§ **Stated goal**
Will you write out all the entries below exactly?

§ **Stored records**

** begin **

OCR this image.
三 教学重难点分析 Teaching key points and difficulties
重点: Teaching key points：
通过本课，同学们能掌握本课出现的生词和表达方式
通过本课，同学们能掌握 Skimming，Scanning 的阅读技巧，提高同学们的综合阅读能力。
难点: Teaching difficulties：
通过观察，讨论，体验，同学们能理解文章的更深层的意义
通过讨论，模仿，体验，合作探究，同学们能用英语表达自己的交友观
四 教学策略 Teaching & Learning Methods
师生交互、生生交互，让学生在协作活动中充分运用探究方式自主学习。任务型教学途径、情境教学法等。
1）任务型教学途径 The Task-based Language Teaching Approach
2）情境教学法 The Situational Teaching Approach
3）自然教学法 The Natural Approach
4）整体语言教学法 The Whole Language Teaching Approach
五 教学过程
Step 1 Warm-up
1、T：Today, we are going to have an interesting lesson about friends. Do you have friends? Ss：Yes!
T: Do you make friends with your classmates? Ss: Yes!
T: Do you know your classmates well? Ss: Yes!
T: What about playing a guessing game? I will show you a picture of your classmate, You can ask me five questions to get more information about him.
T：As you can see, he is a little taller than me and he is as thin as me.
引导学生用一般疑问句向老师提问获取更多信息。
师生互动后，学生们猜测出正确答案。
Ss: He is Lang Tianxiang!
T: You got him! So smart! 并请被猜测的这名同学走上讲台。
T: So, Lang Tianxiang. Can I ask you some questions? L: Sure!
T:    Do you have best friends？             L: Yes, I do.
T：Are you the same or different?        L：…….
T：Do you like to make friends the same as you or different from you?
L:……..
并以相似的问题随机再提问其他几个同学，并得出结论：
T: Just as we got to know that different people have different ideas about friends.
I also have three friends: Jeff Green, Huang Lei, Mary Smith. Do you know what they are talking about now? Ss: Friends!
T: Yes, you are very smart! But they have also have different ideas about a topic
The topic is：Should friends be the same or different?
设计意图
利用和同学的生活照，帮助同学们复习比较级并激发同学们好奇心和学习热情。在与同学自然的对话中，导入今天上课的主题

** end **

§ **Response to this exercise**
OCR this image.
三 教学重难点分析 Teaching key points and difficulties
重点: Teaching key points：
通过本课，同学们能掌握本课出现的生词和表达方式
通过本课，同学们能掌握 Skimming，Scanning 的阅读技巧，提高同学们的综合阅读能力。
难点: Teaching difficulties：
通过观察，讨论，体验，同学们能理解文章的更深层的意义
通过讨论，模仿，体验，合作探究，同学们能用英语表达自己的交友观
四 教学策略 Teaching & Learning Methods
师生交互、生生交互，让学生在协作活动中充分运用探究方式自主学习。任务型教学途径、情境教学法等。
1）任务型教学途径 The Task-based Language Teaching Approach
2）情境教学法 The Situational Teaching Approach
3）自然教学法 The Natural Approach
4）整体语言教学法 The Whole Language Teaching Approach
五 教学过程
Step 1 Warm-up
1、T：Today, we are going to have an interesting lesson about friends. Do you have friends? Ss：Yes!
T: Do you make friends with your classmates? Ss: Yes!
T: Do you know your classmates well? Ss: Yes!
T: What about playing a guessing game? I will show you a picture of your classmate, You can ask me five questions to get more information about him.
T：As you can see, he is a little taller than me and he is as thin as me.
引导学生用一般疑问句向老师提问获取更多信息。
师生互动后，学生们猜测出正确答案。
Ss: He is Lang Tianxiang!
T: You got him! So smart! 并请被猜测的这名同学走上讲台。
T: So, Lang Tianxiang. Can I ask you some questions? L: Sure!
T:    Do you have best friends？             L: Yes, I do.
T：Are you the same or different?        L：…….
T：Do you like to make friends the same as you or different from you?
L:……..
并以相似的问题随机再提问其他几个同学，并得出结论：
T: Just as we got to know that different people have different ideas about friends.
I also have three friends: Jeff Green, Huang Lei, Mary Smith. Do you know what they are talking about now? Ss: Friends!
T: Yes, you are very smart! But they have also have different ideas about a topic
The topic is：Should friends be the same or different?
设计意图
利用和同学的生活照，帮助同学们复习比较级并激发同学们好奇心和学习热情。在与同学自然的对话中，导入今天上课的主题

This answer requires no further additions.